### Instructions for the task
Tally all lines containing the word "минут". Give the number alone.

[Stored data]
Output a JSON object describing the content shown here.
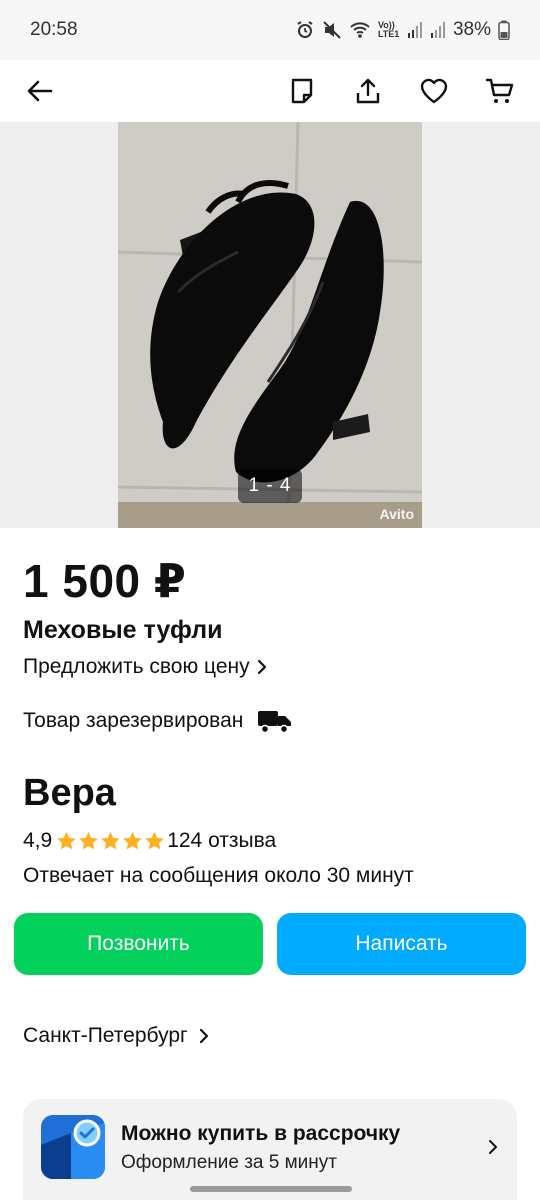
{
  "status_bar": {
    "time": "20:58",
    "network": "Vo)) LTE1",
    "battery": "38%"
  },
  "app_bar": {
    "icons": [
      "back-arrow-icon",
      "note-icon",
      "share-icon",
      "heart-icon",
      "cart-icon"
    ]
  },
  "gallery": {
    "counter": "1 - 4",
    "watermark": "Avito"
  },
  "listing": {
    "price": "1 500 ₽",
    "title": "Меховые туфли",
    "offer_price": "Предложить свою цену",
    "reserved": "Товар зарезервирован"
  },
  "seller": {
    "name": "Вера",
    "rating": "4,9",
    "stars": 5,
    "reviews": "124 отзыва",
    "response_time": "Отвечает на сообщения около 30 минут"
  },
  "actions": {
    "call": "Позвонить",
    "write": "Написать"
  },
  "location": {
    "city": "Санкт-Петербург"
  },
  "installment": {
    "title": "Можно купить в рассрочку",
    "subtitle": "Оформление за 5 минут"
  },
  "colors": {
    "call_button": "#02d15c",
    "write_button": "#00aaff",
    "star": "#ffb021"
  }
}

### Result of this task
2